Text
- - - - -
Reverse list Scala

Question

Given the following code:

import scala.util.Random

object Reverser {

  // Fails for big list
  def reverseList[A](list : List[A]) : List[A] = {
    list match {
      case Nil => list
      case (x :: xs) => reverseList(xs) ::: List(x)
    }
  }

  // Works
  def reverseList2[A](list : List[A]) : List[A] = {
    def rlRec[A](result : List[A], list : List[A]) : List[A] = {
      list match {
        case Nil => result
        case (x :: xs) => { rlRec(x :: result, xs) }
      }
    }
    rlRec(Nil, list)
  }

  def main(args : Array[String]) : Unit = {
    val random = new Random
    val testList = (for (_ <- 1 to 2000000) yield (random.nextInt)).toList
    // val testListRev = reverseList(testList) <--- Fails
    val testListRev = reverseList2(testList)
    println(testList.head)
    println(testListRev.last)
  }
}

Why the first version of the function fails (for big inputs), while the second variant works . I suspect it's something related to tail recursion, but I am not very sure . Can somebody please give me "for dummies" explanation ?

Answer 1

Ok let me try tail recursion for dummies

If you follow what has to be done with reverseList, you will get

reverseList(List(1,2,3, 4))
reverseList(List(2,3,4):::List(1)
(reverseList(List(3,4):::List(2)):::List(1)   
((reverseList(List(4):::List(3)):::List(2)):::List(1)
Nil:::List(4):::List(3):::List(2):::List(1)
List(4,3,2,1)

With rlRec, you have

rlRec(List(1,2,3,4), Nil)
rlRec(List(2,3,4), List(1))
rlREc(List(3,4), List(2,1))
rlRec(List(4), List(3,2,1))
rlRec(Nil, List(4,3,2,1))
List(4,3,2,1)

The difference is that in first case, the rewriting keeps getting longer. You have to remember thing to do after the last recursive call to reverseList will have completed: elements to add to the result. The stack is used to remember that. When this goes too far, you get a stack overflow. On the opposite, with rlRec, the rewriting has the same size all along. When the last rlRec completes, the result is available. There is nothing else to do, nothing to remember, no need for the stack. The key is that in rlRec, the recursive call is return rlRec(something else) while in reverseList it is return f(reverseList(somethingElse)), with f beging _ ::: List(x). You need to remember you will have to call f (which implies remembering x too) ( return not needed in scala, just added for clarity. Also note that val a = recursiveCall(x); doSomethingElse() is the same as doSomethingElseWith(recursiveCall(x)), so it is not a tail call)
- - - - -
Excerpted records
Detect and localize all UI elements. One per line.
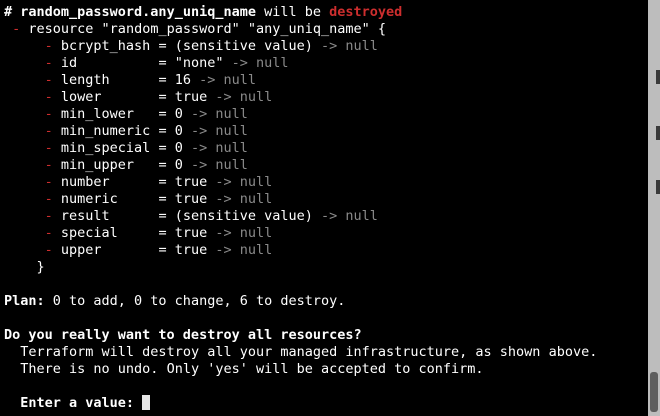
attribute-value: 16 bbox=[174, 72, 191, 88]
attribute-name: min_numeric = bbox=[60, 123, 175, 139]
destroy-minus-marker: - bbox=[44, 140, 61, 156]
attribute-line: - min_upper = 0 -> null bbox=[4, 157, 597, 174]
destroy-minus-marker: - bbox=[44, 242, 61, 258]
attribute-line: - upper = true -> null bbox=[4, 242, 597, 259]
destroy-minus-marker: - bbox=[44, 55, 61, 71]
destroyed-label: destroyed bbox=[329, 4, 403, 20]
attribute-name: min_special = bbox=[60, 140, 175, 156]
terminal-output: # random_password.any_uniq_name will be … bbox=[4, 4, 597, 412]
destroy-minus-marker: - bbox=[44, 174, 61, 190]
attribute-line: - min_numeric = 0 -> null bbox=[4, 123, 597, 140]
confirm-question-line: Do you really want to destroy all resour… bbox=[4, 327, 597, 344]
resource-open-line: - resource "random_password" "any_uniq_n… bbox=[4, 21, 597, 38]
scrollbar-track[interactable] bbox=[648, 0, 660, 416]
warning-line-1: Terraform will destroy all your managed … bbox=[4, 344, 597, 361]
plan-summary-text: 0 to add, 0 to change, 6 to destroy. bbox=[44, 293, 346, 309]
null-arrow: -> null bbox=[207, 174, 273, 190]
attribute-name: special = bbox=[60, 225, 175, 241]
destroy-minus-marker: - bbox=[44, 225, 61, 241]
attribute-name: upper = bbox=[60, 242, 175, 258]
attribute-name: min_lower = bbox=[60, 106, 175, 122]
attribute-value: 0 bbox=[174, 140, 183, 156]
attribute-value: 0 bbox=[174, 157, 183, 173]
attribute-name: id = bbox=[60, 55, 175, 71]
destroy-minus-marker: - bbox=[44, 208, 61, 224]
warning-line-2: There is no undo. Only 'yes' will be acc… bbox=[4, 361, 597, 378]
destroy-minus-marker: - bbox=[44, 38, 61, 54]
attribute-value: (sensitive value) bbox=[174, 208, 313, 224]
null-arrow: -> null bbox=[182, 106, 248, 122]
attribute-name: bcrypt_hash = bbox=[60, 38, 175, 54]
destroy-minus-marker: - bbox=[44, 106, 61, 122]
null-arrow: -> null bbox=[190, 72, 256, 88]
destroy-minus-marker: - bbox=[44, 89, 61, 105]
attribute-value: 0 bbox=[174, 123, 183, 139]
resource-close-line: } bbox=[4, 259, 597, 276]
null-arrow: -> null bbox=[207, 191, 273, 207]
destroy-minus-marker: - bbox=[44, 191, 61, 207]
resource-declaration: resource "random_password" "any_uniq_nam… bbox=[28, 21, 387, 37]
attribute-line: - number = true -> null bbox=[4, 174, 597, 191]
destroy-minus-marker: - bbox=[44, 72, 61, 88]
attribute-line: - id = "none" -> null bbox=[4, 55, 597, 72]
destroy-minus-marker: - bbox=[44, 123, 61, 139]
warning-text-2: There is no undo. Only 'yes' will be acc… bbox=[20, 361, 484, 377]
attribute-value: true bbox=[174, 89, 208, 105]
attribute-line: - result = (sensitive value) -> null bbox=[4, 208, 597, 225]
attribute-value: true bbox=[174, 174, 208, 190]
input-prompt-line[interactable]: Enter a value: bbox=[4, 395, 597, 412]
attribute-line: - numeric = true -> null bbox=[4, 191, 597, 208]
window-edge-mark bbox=[656, 180, 660, 194]
attribute-line: - bcrypt_hash = (sensitive value) -> nul… bbox=[4, 38, 597, 55]
window-edge-mark bbox=[656, 126, 660, 140]
attribute-name: min_upper = bbox=[60, 157, 175, 173]
attribute-name: lower = bbox=[60, 89, 175, 105]
attribute-name: result = bbox=[60, 208, 175, 224]
attribute-line: - length = 16 -> null bbox=[4, 72, 597, 89]
null-arrow: -> null bbox=[207, 242, 273, 258]
window-edge-mark bbox=[656, 70, 660, 84]
scrollbar-thumb[interactable] bbox=[650, 372, 658, 412]
attribute-value: 0 bbox=[174, 106, 183, 122]
plan-label: Plan: bbox=[4, 293, 45, 309]
null-arrow: -> null bbox=[312, 38, 378, 54]
warning-text-1: Terraform will destroy all your managed … bbox=[20, 344, 598, 360]
attribute-value: true bbox=[174, 225, 208, 241]
attribute-name: length = bbox=[60, 72, 175, 88]
null-arrow: -> null bbox=[182, 140, 248, 156]
resource-header-line: # random_password.any_uniq_name will be … bbox=[4, 4, 597, 21]
null-arrow: -> null bbox=[207, 225, 273, 241]
terminal-window[interactable]: # random_password.any_uniq_name will be … bbox=[0, 0, 648, 416]
null-arrow: -> null bbox=[182, 157, 248, 173]
destroy-minus-marker: - bbox=[12, 21, 29, 37]
attribute-value: (sensitive value) bbox=[174, 38, 313, 54]
attribute-line: - min_lower = 0 -> null bbox=[4, 106, 597, 123]
text-cursor bbox=[142, 395, 151, 410]
resource-address: random_password.any_uniq_name bbox=[20, 4, 256, 20]
attribute-name: numeric = bbox=[60, 191, 175, 207]
attribute-value: "none" bbox=[174, 55, 224, 71]
plan-summary-line: Plan: 0 to add, 0 to change, 6 to destro… bbox=[4, 293, 597, 310]
confirm-question: Do you really want to destroy all resour… bbox=[4, 327, 362, 343]
null-arrow: -> null bbox=[207, 89, 273, 105]
attribute-name: number = bbox=[60, 174, 175, 190]
closing-brace: } bbox=[36, 259, 45, 275]
null-arrow: -> null bbox=[182, 123, 248, 139]
attribute-line: - min_special = 0 -> null bbox=[4, 140, 597, 157]
null-arrow: -> null bbox=[312, 208, 378, 224]
will-be-text: will be bbox=[255, 4, 330, 20]
attribute-list: - bcrypt_hash = (sensitive value) -> nul… bbox=[4, 38, 597, 259]
attribute-value: true bbox=[174, 191, 208, 207]
attribute-line: - special = true -> null bbox=[4, 225, 597, 242]
attribute-line: - lower = true -> null bbox=[4, 89, 597, 106]
null-arrow: -> null bbox=[223, 55, 289, 71]
comment-hash: # bbox=[4, 4, 21, 20]
input-label: Enter a value: bbox=[20, 395, 135, 411]
attribute-value: true bbox=[174, 242, 208, 258]
destroy-minus-marker: - bbox=[44, 157, 61, 173]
- - - - -
Do this
Repeat the portion of the Scala list-reversal thread starting with "Why the first" and going on through "(reverseList(List(3,4):::List(2)):::List(1)". Work only from the Scala list-reversal thread and ignore the data.

Result of this task
Why the first version of the function fails (for big inputs), while the second variant works . I suspect it's something related to tail recursion, but I am not very sure . Can somebody please give me "for dummies" explanation ?

Answer 1

Ok let me try tail recursion for dummies

If you follow what has to be done with reverseList, you will get

reverseList(List(1,2,3, 4))
reverseList(List(2,3,4):::List(1)
(reverseList(List(3,4):::List(2)):::List(1)